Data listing
▬▬▬▬▬▬▬▬▬▬

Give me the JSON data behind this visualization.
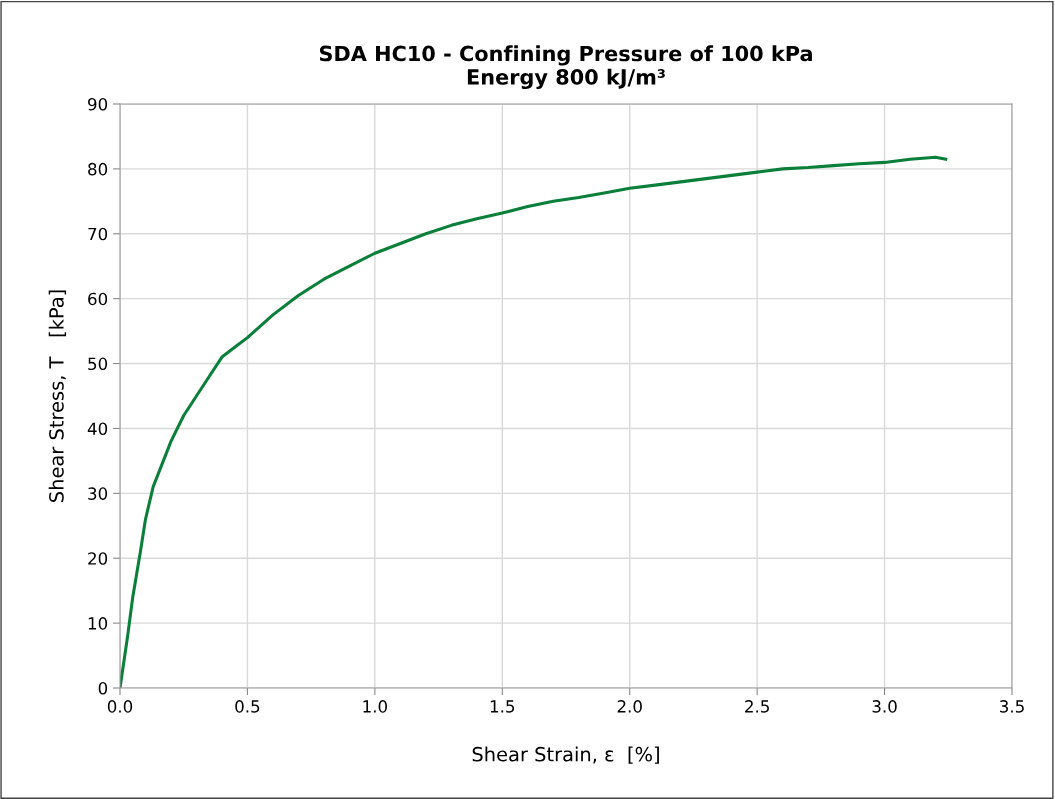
{
  "chart_data": {
    "type": "line",
    "title": "SDA HC10 - Confining Pressure of 100 kPa\nEnergy 800 kJ/m³",
    "xlabel": "Shear Strain, ε  [%]",
    "ylabel": "Shear Stress, T   [kPa]",
    "series": [
      {
        "color": "#0a7f3a",
        "x": [
          0,
          0.03,
          0.05,
          0.08,
          0.1,
          0.13,
          0.16,
          0.2,
          0.25,
          0.3,
          0.35,
          0.4,
          0.45,
          0.5,
          0.6,
          0.7,
          0.8,
          0.9,
          1.0,
          1.1,
          1.2,
          1.3,
          1.4,
          1.5,
          1.6,
          1.7,
          1.8,
          1.9,
          2.0,
          2.1,
          2.2,
          2.3,
          2.4,
          2.5,
          2.6,
          2.7,
          2.8,
          2.9,
          3.0,
          3.1,
          3.2,
          3.24
        ],
        "values": [
          0,
          8,
          14,
          21,
          26,
          31,
          34,
          38,
          42,
          45,
          48,
          51,
          52.5,
          54,
          57.5,
          60.5,
          63,
          65,
          67,
          68.5,
          70,
          71.3,
          72.3,
          73.2,
          74.2,
          75,
          75.6,
          76.3,
          77,
          77.5,
          78,
          78.5,
          79,
          79.5,
          80,
          80.2,
          80.5,
          80.8,
          81,
          81.5,
          81.8,
          81.5
        ]
      }
    ],
    "xlim": [
      0,
      3.5
    ],
    "xticks": [
      {
        "value": 0,
        "label": "0.0"
      },
      0.5,
      {
        "value": 1,
        "label": "1.0"
      },
      1.5,
      {
        "value": 2,
        "label": "2.0"
      },
      2.5,
      {
        "value": 3,
        "label": "3.0"
      },
      3.5
    ],
    "ylim": [
      0,
      90
    ],
    "yticks": [
      0,
      10,
      20,
      30,
      40,
      50,
      60,
      70,
      80,
      90
    ],
    "grid": true,
    "marker": "none",
    "line_style": "solid"
  }
}
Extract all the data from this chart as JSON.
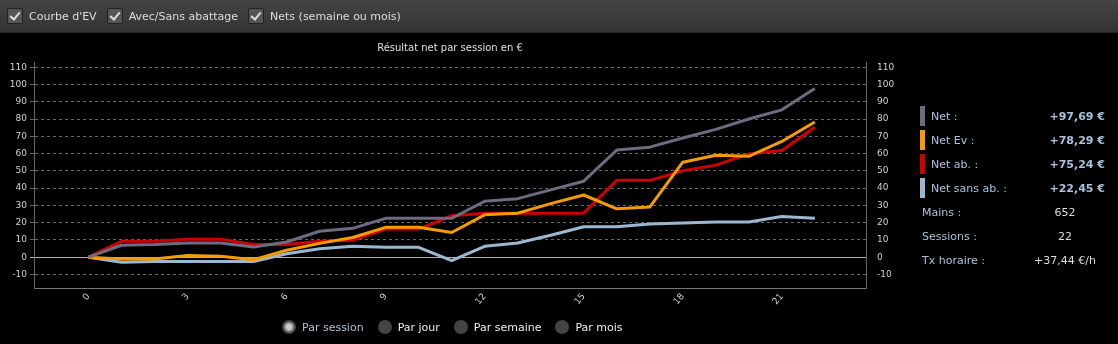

▬▬▬▬▬▬▬▬▬▬

Copy, from the material above, each line in which the string "Shear" occurs.

EXERCISE RESPONSE:
    "xlabel": "Shear Strain, ε  [%]",
    "ylabel": "Shear Stress, T   [kPa]",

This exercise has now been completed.